- DATA TO USE
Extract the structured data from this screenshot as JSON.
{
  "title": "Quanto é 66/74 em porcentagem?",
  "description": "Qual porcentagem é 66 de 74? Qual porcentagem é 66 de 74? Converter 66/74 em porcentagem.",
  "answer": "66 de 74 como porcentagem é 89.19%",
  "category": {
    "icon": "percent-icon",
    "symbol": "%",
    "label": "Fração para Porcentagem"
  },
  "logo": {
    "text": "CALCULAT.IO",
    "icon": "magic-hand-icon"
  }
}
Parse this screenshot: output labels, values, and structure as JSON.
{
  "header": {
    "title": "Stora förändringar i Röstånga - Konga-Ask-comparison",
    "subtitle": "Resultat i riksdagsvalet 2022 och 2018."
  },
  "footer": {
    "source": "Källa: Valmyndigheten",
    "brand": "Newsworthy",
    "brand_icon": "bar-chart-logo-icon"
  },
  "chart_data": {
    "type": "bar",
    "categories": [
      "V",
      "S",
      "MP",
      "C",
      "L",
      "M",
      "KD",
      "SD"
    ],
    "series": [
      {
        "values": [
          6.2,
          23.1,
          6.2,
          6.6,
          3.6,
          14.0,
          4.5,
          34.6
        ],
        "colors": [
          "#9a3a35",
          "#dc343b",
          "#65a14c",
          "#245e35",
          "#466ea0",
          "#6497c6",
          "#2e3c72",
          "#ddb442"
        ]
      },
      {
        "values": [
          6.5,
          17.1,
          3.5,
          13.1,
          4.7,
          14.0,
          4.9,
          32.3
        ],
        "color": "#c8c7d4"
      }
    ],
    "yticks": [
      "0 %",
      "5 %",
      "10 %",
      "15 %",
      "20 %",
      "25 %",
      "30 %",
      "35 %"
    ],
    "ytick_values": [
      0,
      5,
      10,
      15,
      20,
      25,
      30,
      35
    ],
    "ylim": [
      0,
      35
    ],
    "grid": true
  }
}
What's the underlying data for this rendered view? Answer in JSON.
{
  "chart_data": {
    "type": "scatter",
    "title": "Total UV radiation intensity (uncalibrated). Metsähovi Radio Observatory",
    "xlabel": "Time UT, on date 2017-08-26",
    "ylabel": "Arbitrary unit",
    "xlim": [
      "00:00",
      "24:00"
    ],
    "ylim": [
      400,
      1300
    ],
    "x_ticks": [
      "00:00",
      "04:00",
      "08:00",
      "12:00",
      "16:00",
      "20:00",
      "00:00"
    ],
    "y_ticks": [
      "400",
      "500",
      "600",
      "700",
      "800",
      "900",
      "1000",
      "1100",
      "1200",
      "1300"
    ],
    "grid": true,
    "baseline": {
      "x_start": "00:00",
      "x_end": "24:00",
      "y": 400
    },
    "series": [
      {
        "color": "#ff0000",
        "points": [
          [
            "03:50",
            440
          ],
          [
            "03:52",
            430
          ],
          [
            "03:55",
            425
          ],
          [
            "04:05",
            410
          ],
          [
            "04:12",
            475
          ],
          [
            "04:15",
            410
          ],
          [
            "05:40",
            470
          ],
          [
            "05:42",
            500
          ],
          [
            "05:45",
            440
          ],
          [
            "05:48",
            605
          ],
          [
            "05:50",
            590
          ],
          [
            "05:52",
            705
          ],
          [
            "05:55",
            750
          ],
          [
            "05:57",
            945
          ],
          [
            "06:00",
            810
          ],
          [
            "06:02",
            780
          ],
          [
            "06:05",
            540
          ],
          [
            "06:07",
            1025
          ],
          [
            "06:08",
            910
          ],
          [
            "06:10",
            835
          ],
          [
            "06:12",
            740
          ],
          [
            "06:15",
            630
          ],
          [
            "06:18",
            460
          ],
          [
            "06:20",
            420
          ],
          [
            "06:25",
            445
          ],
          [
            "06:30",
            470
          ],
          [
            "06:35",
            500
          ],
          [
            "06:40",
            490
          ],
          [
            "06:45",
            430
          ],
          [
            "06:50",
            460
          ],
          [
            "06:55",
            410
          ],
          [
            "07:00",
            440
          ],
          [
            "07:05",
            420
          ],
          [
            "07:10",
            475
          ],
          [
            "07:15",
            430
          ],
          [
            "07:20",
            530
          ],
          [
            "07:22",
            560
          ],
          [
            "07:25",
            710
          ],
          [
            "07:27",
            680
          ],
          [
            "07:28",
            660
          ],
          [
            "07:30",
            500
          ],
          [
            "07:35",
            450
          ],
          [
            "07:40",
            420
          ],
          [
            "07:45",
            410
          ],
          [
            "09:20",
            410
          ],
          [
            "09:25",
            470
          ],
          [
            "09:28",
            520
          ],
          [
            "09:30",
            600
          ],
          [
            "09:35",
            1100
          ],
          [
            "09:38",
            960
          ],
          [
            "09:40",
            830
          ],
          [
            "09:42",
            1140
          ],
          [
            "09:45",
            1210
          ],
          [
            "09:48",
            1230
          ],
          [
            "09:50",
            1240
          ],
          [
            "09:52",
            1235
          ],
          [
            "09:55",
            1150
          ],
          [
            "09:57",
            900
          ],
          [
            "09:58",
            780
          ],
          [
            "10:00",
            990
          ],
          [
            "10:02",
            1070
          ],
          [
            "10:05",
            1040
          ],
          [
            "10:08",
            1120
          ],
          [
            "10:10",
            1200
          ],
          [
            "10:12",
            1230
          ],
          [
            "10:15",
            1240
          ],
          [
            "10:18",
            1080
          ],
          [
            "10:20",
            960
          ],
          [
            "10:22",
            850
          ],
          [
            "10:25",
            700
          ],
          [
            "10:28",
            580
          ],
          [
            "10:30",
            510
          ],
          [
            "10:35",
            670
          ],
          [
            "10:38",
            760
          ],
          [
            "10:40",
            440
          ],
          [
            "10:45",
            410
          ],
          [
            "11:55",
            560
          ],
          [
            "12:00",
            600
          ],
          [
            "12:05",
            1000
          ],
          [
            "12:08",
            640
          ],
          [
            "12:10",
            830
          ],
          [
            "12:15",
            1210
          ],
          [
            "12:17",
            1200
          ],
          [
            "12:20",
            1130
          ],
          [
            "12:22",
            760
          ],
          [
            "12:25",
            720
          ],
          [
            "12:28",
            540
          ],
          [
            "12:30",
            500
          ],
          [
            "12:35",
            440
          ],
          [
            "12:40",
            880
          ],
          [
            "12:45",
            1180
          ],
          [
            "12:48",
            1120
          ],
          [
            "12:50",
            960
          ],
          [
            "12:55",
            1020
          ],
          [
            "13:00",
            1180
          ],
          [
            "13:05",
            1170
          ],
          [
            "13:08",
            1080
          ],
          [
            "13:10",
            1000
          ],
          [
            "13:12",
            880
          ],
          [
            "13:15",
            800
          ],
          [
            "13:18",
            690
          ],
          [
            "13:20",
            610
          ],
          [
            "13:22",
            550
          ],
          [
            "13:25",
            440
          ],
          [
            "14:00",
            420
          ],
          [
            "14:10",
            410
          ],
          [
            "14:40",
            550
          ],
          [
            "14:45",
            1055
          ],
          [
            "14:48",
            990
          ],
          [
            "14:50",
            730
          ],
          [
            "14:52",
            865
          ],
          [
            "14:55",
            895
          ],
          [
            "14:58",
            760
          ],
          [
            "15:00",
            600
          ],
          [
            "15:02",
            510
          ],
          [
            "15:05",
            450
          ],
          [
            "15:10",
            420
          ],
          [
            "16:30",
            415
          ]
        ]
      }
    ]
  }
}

- TASK DETAILS
All of the data shown above must be copied exactly.

- RESULT OF THIS TASK
Extract the structured data from this screenshot as JSON.
{
  "title": "Quanto é 66/74 em porcentagem?",
  "description": "Qual porcentagem é 66 de 74? Qual porcentagem é 66 de 74? Converter 66/74 em porcentagem.",
  "answer": "66 de 74 como porcentagem é 89.19%",
  "category": {
    "icon": "percent-icon",
    "symbol": "%",
    "label": "Fração para Porcentagem"
  },
  "logo": {
    "text": "CALCULAT.IO",
    "icon": "magic-hand-icon"
  }
}
Parse this screenshot: output labels, values, and structure as JSON.
{
  "header": {
    "title": "Stora förändringar i Röstånga - Konga-Ask-comparison",
    "subtitle": "Resultat i riksdagsvalet 2022 och 2018."
  },
  "footer": {
    "source": "Källa: Valmyndigheten",
    "brand": "Newsworthy",
    "brand_icon": "bar-chart-logo-icon"
  },
  "chart_data": {
    "type": "bar",
    "categories": [
      "V",
      "S",
      "MP",
      "C",
      "L",
      "M",
      "KD",
      "SD"
    ],
    "series": [
      {
        "values": [
          6.2,
          23.1,
          6.2,
          6.6,
          3.6,
          14.0,
          4.5,
          34.6
        ],
        "colors": [
          "#9a3a35",
          "#dc343b",
          "#65a14c",
          "#245e35",
          "#466ea0",
          "#6497c6",
          "#2e3c72",
          "#ddb442"
        ]
      },
      {
        "values": [
          6.5,
          17.1,
          3.5,
          13.1,
          4.7,
          14.0,
          4.9,
          32.3
        ],
        "color": "#c8c7d4"
      }
    ],
    "yticks": [
      "0 %",
      "5 %",
      "10 %",
      "15 %",
      "20 %",
      "25 %",
      "30 %",
      "35 %"
    ],
    "ytick_values": [
      0,
      5,
      10,
      15,
      20,
      25,
      30,
      35
    ],
    "ylim": [
      0,
      35
    ],
    "grid": true
  }
}
What's the underlying data for this rendered view? Answer in JSON.
{
  "chart_data": {
    "type": "scatter",
    "title": "Total UV radiation intensity (uncalibrated). Metsähovi Radio Observatory",
    "xlabel": "Time UT, on date 2017-08-26",
    "ylabel": "Arbitrary unit",
    "xlim": [
      "00:00",
      "24:00"
    ],
    "ylim": [
      400,
      1300
    ],
    "x_ticks": [
      "00:00",
      "04:00",
      "08:00",
      "12:00",
      "16:00",
      "20:00",
      "00:00"
    ],
    "y_ticks": [
      "400",
      "500",
      "600",
      "700",
      "800",
      "900",
      "1000",
      "1100",
      "1200",
      "1300"
    ],
    "grid": true,
    "baseline": {
      "x_start": "00:00",
      "x_end": "24:00",
      "y": 400
    },
    "series": [
      {
        "color": "#ff0000",
        "points": [
          [
            "03:50",
            440
          ],
          [
            "03:52",
            430
          ],
          [
            "03:55",
            425
          ],
          [
            "04:05",
            410
          ],
          [
            "04:12",
            475
          ],
          [
            "04:15",
            410
          ],
          [
            "05:40",
            470
          ],
          [
            "05:42",
            500
          ],
          [
            "05:45",
            440
          ],
          [
            "05:48",
            605
          ],
          [
            "05:50",
            590
          ],
          [
            "05:52",
            705
          ],
          [
            "05:55",
            750
          ],
          [
            "05:57",
            945
          ],
          [
            "06:00",
            810
          ],
          [
            "06:02",
            780
          ],
          [
            "06:05",
            540
          ],
          [
            "06:07",
            1025
          ],
          [
            "06:08",
            910
          ],
          [
            "06:10",
            835
          ],
          [
            "06:12",
            740
          ],
          [
            "06:15",
            630
          ],
          [
            "06:18",
            460
          ],
          [
            "06:20",
            420
          ],
          [
            "06:25",
            445
          ],
          [
            "06:30",
            470
          ],
          [
            "06:35",
            500
          ],
          [
            "06:40",
            490
          ],
          [
            "06:45",
            430
          ],
          [
            "06:50",
            460
          ],
          [
            "06:55",
            410
          ],
          [
            "07:00",
            440
          ],
          [
            "07:05",
            420
          ],
          [
            "07:10",
            475
          ],
          [
            "07:15",
            430
          ],
          [
            "07:20",
            530
          ],
          [
            "07:22",
            560
          ],
          [
            "07:25",
            710
          ],
          [
            "07:27",
            680
          ],
          [
            "07:28",
            660
          ],
          [
            "07:30",
            500
          ],
          [
            "07:35",
            450
          ],
          [
            "07:40",
            420
          ],
          [
            "07:45",
            410
          ],
          [
            "09:20",
            410
          ],
          [
            "09:25",
            470
          ],
          [
            "09:28",
            520
          ],
          [
            "09:30",
            600
          ],
          [
            "09:35",
            1100
          ],
          [
            "09:38",
            960
          ],
          [
            "09:40",
            830
          ],
          [
            "09:42",
            1140
          ],
          [
            "09:45",
            1210
          ],
          [
            "09:48",
            1230
          ],
          [
            "09:50",
            1240
          ],
          [
            "09:52",
            1235
          ],
          [
            "09:55",
            1150
          ],
          [
            "09:57",
            900
          ],
          [
            "09:58",
            780
          ],
          [
            "10:00",
            990
          ],
          [
            "10:02",
            1070
          ],
          [
            "10:05",
            1040
          ],
          [
            "10:08",
            1120
          ],
          [
            "10:10",
            1200
          ],
          [
            "10:12",
            1230
          ],
          [
            "10:15",
            1240
          ],
          [
            "10:18",
            1080
          ],
          [
            "10:20",
            960
          ],
          [
            "10:22",
            850
          ],
          [
            "10:25",
            700
          ],
          [
            "10:28",
            580
          ],
          [
            "10:30",
            510
          ],
          [
            "10:35",
            670
          ],
          [
            "10:38",
            760
          ],
          [
            "10:40",
            440
          ],
          [
            "10:45",
            410
          ],
          [
            "11:55",
            560
          ],
          [
            "12:00",
            600
          ],
          [
            "12:05",
            1000
          ],
          [
            "12:08",
            640
          ],
          [
            "12:10",
            830
          ],
          [
            "12:15",
            1210
          ],
          [
            "12:17",
            1200
          ],
          [
            "12:20",
            1130
          ],
          [
            "12:22",
            760
          ],
          [
            "12:25",
            720
          ],
          [
            "12:28",
            540
          ],
          [
            "12:30",
            500
          ],
          [
            "12:35",
            440
          ],
          [
            "12:40",
            880
          ],
          [
            "12:45",
            1180
          ],
          [
            "12:48",
            1120
          ],
          [
            "12:50",
            960
          ],
          [
            "12:55",
            1020
          ],
          [
            "13:00",
            1180
          ],
          [
            "13:05",
            1170
          ],
          [
            "13:08",
            1080
          ],
          [
            "13:10",
            1000
          ],
          [
            "13:12",
            880
          ],
          [
            "13:15",
            800
          ],
          [
            "13:18",
            690
          ],
          [
            "13:20",
            610
          ],
          [
            "13:22",
            550
          ],
          [
            "13:25",
            440
          ],
          [
            "14:00",
            420
          ],
          [
            "14:10",
            410
          ],
          [
            "14:40",
            550
          ],
          [
            "14:45",
            1055
          ],
          [
            "14:48",
            990
          ],
          [
            "14:50",
            730
          ],
          [
            "14:52",
            865
          ],
          [
            "14:55",
            895
          ],
          [
            "14:58",
            760
          ],
          [
            "15:00",
            600
          ],
          [
            "15:02",
            510
          ],
          [
            "15:05",
            450
          ],
          [
            "15:10",
            420
          ],
          [
            "16:30",
            415
          ]
        ]
      }
    ]
  }
}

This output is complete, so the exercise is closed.